Record excerpts:
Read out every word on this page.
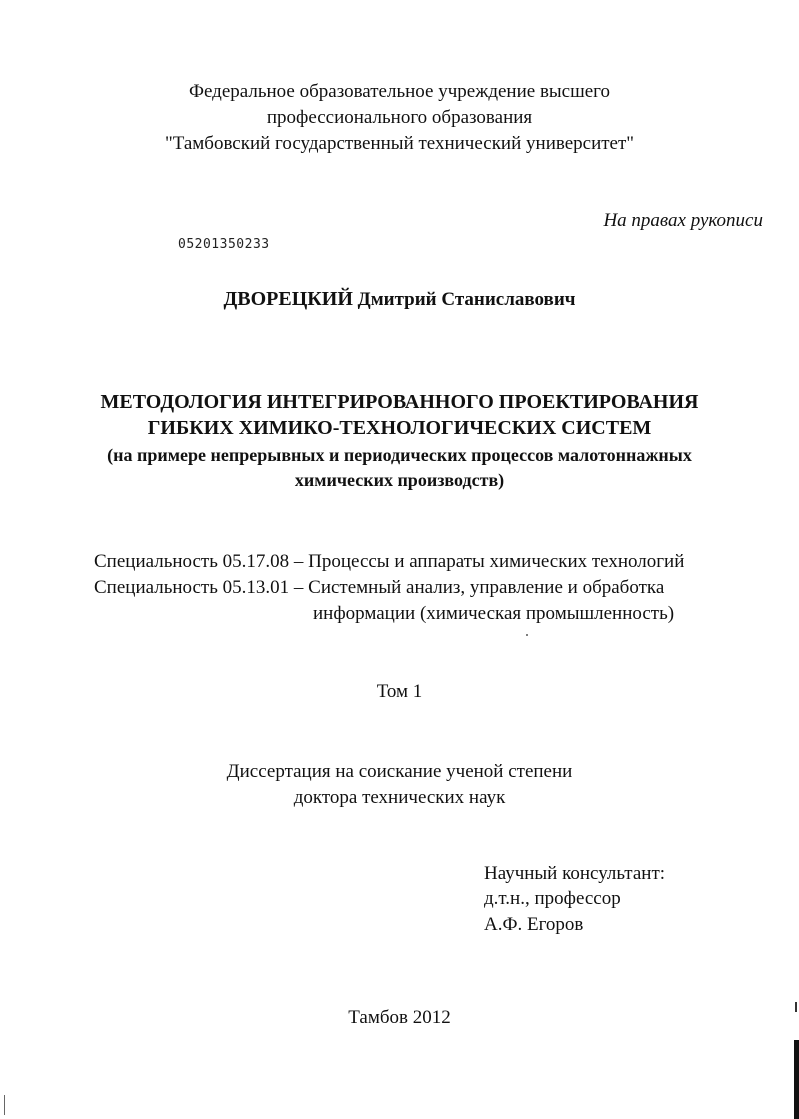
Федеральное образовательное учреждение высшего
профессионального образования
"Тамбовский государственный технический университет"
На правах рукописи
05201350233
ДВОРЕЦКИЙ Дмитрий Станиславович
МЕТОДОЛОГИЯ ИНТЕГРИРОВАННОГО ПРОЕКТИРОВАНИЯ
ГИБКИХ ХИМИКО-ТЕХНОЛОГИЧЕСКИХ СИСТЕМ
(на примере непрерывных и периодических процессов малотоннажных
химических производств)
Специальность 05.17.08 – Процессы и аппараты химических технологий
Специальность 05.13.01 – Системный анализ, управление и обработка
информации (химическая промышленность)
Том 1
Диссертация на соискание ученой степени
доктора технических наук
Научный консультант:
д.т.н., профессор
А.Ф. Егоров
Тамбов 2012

Task instructions: Your task is to report how many lines of the material include the string "химических". Give the number and no other words.

Exercise output: 2